▸ **Stored data**:

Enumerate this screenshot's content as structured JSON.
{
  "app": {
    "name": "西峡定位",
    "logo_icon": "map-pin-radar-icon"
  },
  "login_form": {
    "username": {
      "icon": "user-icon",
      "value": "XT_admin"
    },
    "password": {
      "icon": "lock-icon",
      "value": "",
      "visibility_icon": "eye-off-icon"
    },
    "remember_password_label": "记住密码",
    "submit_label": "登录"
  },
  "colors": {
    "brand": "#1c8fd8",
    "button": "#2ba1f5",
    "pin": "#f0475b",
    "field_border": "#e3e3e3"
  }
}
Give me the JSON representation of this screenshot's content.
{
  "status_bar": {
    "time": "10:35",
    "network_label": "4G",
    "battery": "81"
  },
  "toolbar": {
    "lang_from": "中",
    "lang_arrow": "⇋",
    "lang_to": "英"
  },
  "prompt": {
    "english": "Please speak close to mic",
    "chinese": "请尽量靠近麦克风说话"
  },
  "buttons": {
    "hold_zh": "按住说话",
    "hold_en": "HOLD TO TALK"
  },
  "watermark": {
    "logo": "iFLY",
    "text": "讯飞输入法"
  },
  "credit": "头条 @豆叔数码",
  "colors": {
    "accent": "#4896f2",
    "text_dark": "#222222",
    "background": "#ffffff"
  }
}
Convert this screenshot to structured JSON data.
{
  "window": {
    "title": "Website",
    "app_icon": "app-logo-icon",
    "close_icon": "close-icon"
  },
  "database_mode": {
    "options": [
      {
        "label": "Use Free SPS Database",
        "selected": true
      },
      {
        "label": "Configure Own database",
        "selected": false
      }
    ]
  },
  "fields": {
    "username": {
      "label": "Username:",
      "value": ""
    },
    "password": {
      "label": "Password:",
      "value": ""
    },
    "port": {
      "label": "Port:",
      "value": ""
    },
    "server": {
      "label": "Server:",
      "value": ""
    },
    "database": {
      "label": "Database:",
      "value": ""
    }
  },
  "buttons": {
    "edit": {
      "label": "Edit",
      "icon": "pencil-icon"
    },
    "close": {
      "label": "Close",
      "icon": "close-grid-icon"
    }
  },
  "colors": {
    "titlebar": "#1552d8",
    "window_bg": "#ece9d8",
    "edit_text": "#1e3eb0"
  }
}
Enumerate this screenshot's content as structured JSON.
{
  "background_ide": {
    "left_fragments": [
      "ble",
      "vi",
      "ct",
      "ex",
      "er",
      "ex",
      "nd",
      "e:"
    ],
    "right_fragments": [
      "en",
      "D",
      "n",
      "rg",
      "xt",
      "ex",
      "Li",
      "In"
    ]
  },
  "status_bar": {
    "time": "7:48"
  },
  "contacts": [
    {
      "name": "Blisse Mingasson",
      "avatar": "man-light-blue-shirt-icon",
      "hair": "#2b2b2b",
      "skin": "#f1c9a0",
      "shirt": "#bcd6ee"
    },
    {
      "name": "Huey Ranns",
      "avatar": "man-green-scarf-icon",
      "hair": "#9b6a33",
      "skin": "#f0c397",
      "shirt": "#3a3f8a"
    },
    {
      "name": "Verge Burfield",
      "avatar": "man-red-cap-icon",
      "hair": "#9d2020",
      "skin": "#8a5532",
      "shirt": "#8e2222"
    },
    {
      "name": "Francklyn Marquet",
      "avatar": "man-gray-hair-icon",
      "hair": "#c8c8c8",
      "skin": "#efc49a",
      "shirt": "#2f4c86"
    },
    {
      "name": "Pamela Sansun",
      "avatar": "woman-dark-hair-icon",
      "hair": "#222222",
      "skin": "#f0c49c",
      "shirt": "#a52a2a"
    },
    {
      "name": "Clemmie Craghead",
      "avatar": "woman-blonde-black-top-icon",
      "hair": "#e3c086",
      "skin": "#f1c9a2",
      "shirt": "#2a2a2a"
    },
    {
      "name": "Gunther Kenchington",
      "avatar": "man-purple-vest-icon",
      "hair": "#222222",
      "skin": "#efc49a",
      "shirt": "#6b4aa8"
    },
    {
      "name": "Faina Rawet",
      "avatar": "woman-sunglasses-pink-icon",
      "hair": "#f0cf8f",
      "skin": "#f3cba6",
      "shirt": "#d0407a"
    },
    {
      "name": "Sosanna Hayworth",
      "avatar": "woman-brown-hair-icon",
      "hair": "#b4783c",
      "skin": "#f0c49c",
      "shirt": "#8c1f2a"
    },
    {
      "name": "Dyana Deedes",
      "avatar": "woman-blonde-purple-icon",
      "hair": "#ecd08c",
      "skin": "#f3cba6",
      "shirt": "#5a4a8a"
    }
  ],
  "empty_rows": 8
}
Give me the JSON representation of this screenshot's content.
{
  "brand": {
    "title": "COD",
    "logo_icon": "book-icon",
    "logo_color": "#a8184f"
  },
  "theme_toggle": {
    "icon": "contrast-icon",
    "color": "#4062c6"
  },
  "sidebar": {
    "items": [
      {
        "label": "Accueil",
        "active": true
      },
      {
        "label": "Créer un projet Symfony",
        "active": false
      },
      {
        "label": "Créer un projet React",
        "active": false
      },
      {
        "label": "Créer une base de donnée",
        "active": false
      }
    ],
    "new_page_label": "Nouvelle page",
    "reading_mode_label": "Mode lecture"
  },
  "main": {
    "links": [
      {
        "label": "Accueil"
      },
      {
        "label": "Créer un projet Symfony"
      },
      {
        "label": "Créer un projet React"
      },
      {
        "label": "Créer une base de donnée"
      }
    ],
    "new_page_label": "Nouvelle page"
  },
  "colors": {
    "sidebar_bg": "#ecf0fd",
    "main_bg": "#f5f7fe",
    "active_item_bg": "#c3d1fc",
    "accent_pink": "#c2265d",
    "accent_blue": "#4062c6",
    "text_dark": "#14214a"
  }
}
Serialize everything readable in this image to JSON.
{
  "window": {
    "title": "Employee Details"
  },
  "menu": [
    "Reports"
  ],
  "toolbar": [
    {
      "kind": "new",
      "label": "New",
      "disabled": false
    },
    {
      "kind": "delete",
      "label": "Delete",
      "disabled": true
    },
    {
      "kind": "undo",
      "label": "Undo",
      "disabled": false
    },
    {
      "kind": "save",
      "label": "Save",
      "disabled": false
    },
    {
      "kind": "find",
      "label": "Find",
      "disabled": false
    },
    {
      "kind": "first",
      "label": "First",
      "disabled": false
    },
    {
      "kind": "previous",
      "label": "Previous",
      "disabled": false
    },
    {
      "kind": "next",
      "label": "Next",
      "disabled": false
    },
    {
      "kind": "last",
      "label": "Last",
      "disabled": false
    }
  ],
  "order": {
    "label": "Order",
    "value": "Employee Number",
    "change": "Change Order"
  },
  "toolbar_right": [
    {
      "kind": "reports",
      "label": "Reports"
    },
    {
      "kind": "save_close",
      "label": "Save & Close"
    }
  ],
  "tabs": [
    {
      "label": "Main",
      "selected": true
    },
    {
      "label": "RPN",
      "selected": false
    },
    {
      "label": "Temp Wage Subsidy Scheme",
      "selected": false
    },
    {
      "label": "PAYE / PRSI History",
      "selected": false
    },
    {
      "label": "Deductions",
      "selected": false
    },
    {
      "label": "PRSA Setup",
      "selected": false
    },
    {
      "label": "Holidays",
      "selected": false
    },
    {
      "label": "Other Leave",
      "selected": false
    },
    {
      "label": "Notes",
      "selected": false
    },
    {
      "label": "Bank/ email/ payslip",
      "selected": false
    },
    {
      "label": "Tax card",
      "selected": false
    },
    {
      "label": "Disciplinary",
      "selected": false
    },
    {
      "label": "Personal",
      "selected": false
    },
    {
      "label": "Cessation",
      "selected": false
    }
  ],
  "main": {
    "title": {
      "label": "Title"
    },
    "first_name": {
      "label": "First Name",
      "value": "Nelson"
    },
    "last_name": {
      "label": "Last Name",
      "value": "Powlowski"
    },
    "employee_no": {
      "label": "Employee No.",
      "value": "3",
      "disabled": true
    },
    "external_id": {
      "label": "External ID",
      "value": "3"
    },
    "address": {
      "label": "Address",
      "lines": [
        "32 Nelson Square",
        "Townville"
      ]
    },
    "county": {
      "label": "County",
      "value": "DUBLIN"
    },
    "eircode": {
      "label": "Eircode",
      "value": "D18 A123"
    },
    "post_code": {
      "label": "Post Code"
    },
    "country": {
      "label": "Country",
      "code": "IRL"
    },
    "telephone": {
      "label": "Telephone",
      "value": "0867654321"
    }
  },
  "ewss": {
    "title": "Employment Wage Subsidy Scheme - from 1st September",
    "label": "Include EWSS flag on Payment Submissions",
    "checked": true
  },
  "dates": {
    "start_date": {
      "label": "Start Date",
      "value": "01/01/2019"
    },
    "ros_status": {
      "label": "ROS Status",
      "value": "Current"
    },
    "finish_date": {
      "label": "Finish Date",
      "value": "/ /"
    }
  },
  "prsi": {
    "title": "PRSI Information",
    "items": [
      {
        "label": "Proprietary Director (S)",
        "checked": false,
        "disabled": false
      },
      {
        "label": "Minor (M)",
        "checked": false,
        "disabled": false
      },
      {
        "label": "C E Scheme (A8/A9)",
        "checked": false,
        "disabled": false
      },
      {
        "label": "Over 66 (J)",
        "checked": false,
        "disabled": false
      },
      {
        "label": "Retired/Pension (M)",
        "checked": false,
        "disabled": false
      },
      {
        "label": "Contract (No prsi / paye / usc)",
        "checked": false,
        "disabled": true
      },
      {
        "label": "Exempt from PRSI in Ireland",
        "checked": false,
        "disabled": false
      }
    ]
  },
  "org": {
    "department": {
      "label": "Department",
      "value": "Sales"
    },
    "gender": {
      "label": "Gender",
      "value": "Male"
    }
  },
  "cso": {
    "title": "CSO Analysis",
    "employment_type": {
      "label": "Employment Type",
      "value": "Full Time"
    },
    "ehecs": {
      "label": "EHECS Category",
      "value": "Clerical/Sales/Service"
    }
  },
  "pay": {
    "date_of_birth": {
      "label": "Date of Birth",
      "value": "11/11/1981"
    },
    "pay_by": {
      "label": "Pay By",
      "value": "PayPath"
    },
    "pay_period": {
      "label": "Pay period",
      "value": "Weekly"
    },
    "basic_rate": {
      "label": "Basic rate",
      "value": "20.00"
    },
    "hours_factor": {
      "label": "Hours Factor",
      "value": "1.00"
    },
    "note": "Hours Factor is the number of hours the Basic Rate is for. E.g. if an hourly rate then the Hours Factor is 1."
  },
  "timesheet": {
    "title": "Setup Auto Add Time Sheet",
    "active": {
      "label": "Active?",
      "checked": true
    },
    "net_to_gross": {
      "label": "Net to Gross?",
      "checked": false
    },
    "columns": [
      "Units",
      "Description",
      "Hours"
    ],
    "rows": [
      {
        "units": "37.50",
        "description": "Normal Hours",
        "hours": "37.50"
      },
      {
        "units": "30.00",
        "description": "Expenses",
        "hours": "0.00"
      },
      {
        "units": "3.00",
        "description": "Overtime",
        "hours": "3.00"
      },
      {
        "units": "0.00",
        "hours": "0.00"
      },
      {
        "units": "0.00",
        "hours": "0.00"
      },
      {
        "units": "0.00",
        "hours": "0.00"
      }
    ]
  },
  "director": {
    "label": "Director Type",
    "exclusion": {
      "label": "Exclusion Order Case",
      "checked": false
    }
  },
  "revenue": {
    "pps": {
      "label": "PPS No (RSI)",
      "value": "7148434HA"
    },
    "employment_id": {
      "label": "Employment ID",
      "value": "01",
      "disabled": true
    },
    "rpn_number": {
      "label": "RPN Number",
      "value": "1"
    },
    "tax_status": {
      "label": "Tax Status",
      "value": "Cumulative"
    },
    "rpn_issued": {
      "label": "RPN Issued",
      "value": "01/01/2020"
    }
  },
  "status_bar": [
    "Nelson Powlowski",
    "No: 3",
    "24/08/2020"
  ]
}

▸ **Short task**: Scan the material above. Extract every line in which the word "Setup" occurs.

▸ **Complete response**:
      "label": "PRSA Setup",
    "title": "Setup Auto Add Time Sheet",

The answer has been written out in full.